SOURCE PASSAGE -
==========

One month ago, Kentucky Baptist leaders chose to sever ties with Crescent Hill Baptist Church in Louisville. The decision to end the longstanding relationship passed by an overwhelming majority during the Kentucky Baptist Convention's annual meeting.
The church took a pro-homosexual stance last year, but Kentucky Baptist churches believe God's word to be true and clear - same-sex relationships are sin.
"To give approval to what the Bible clearly states is sin is not only an offense to the scripture, it is an unloving act toward sinners, an act that leaves them in danger of God's judgment," said Greg Faulls, vice chairman of the convention's Committee on Credentials.
Just two weeks after the convention's decision, the more than century old church held its first homosexual wedding ceremony.
The pastor of CHBC, Jason Crosby, along with his 800-member congregation, voted lasted year in favor of performing same-sex marriages and ordaining gay, lesbian, transgender and bisexual members.
"We are Bible-led, Kentucky Baptists to whom God has revealed a different perspective on (gay and lesbian) individuals to us, rather than to you I suspect, yet we still want to be with you," he told the gathering of church leaders last month.
On Nov. 29 - just two weeks after the convention's vote - a prominent Louisville woman, Tina Ward-Pugh, married her longtime partner, Laura Hodges Ryan, before friends and family. Officiated by a long-time professor at the Louisville Presbyterian Seminary, Dr. Johanna W.H. van Wijk-Bos, the ceremony had Crosby's blessing.

==========

STORED DATA -
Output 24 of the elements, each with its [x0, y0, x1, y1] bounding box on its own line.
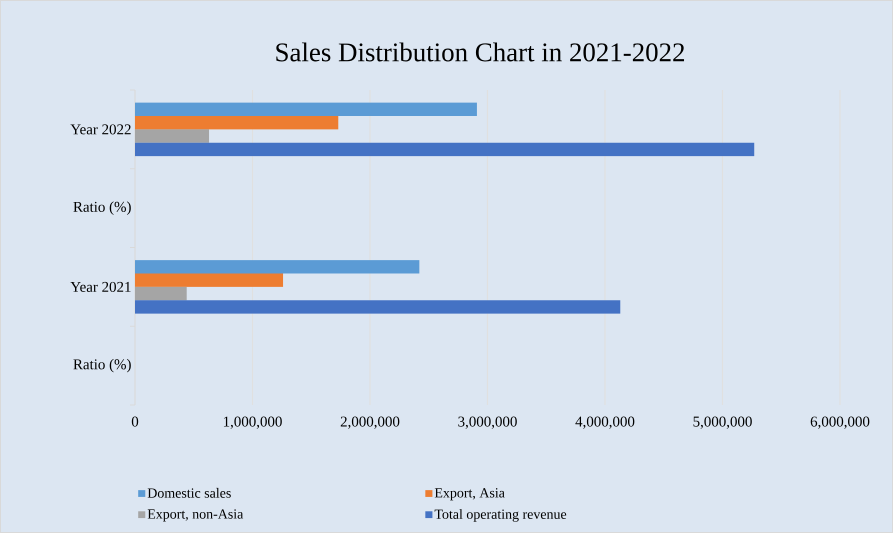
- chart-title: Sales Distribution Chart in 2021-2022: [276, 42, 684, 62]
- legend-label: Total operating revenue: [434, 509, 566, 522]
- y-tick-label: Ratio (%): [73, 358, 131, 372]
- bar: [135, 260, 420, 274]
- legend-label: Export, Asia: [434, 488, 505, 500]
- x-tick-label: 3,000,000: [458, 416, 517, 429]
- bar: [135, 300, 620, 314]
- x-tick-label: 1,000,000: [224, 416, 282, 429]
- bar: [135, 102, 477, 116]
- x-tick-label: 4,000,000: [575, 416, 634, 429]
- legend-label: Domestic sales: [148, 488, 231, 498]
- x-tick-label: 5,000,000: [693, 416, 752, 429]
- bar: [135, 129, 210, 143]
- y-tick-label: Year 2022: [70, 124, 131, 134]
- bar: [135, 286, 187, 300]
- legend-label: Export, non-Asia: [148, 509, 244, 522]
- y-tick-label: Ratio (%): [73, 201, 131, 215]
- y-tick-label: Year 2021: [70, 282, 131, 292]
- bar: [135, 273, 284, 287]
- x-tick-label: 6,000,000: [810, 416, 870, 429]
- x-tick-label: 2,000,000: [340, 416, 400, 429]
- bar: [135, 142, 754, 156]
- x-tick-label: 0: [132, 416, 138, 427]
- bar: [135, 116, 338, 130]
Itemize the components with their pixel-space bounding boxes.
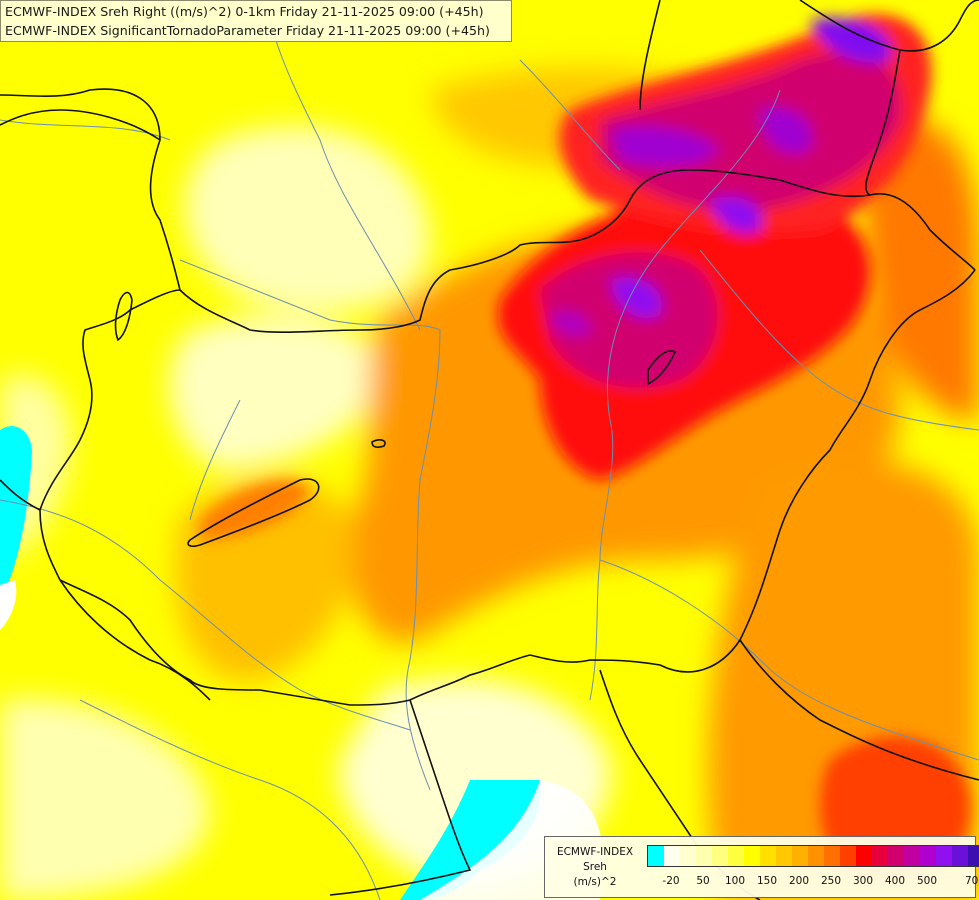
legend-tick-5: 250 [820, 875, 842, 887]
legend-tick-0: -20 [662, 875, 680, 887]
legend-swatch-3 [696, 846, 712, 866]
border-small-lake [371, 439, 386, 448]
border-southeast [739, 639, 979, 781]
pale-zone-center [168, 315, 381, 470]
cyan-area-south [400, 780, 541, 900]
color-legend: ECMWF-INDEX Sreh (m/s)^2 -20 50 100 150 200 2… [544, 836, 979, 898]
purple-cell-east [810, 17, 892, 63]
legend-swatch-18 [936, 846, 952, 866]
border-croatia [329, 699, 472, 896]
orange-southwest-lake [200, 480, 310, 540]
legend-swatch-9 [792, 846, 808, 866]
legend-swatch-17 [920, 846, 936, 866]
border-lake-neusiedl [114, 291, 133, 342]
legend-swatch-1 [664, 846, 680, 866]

==========

REQUIREMENTS -
1. Copy the entries from the line with "legend-tick-5: 250 [820, 875, 842, 887]" up to and including the line with "cyan-area-south [400, 780, 541, 900]", reproducing each line exactly.
2. Carry on the article about the Kentucky Baptist Convention cutting ties with Crescent Hill Baptist Church, picking up after its final sentence.

RESULTS IN ORDER -
1.
legend-tick-5: 250 [820, 875, 842, 887]
legend-tick-0: -20 [662, 875, 680, 887]
legend-swatch-3 [696, 846, 712, 866]
border-small-lake [371, 439, 386, 448]
border-southeast [739, 639, 979, 781]
pale-zone-center [168, 315, 381, 470]
cyan-area-south [400, 780, 541, 900]

2.
"As people of faith, we longed for the day when our faith community would fully affirm our love through the ceremony of marriage," Ward-Pugh wrote in a special open letter published in Louisville's The Courier-Journal on Monday.
Ward-Pugh did not write of a desire to keep God's commandments. Instead, she wrote of her longing for affirmation from her church family.
But God's word says in John 14:15, "If you love me, keep my commandments." The Bible is consistent in naming homosexuality sin.
I Corinthians 6:9-10 states, "Or do you not know that the unrighteous will not inherit the kingdom of God? Do not be deceived; neither fornicators, nor idolaters, nor adulterers, nor effeminate, nor homosexuals, nor thieves, nor the covetous, nor drunkards, nor revilers, nor swindlers, will inherit the kingdom of God."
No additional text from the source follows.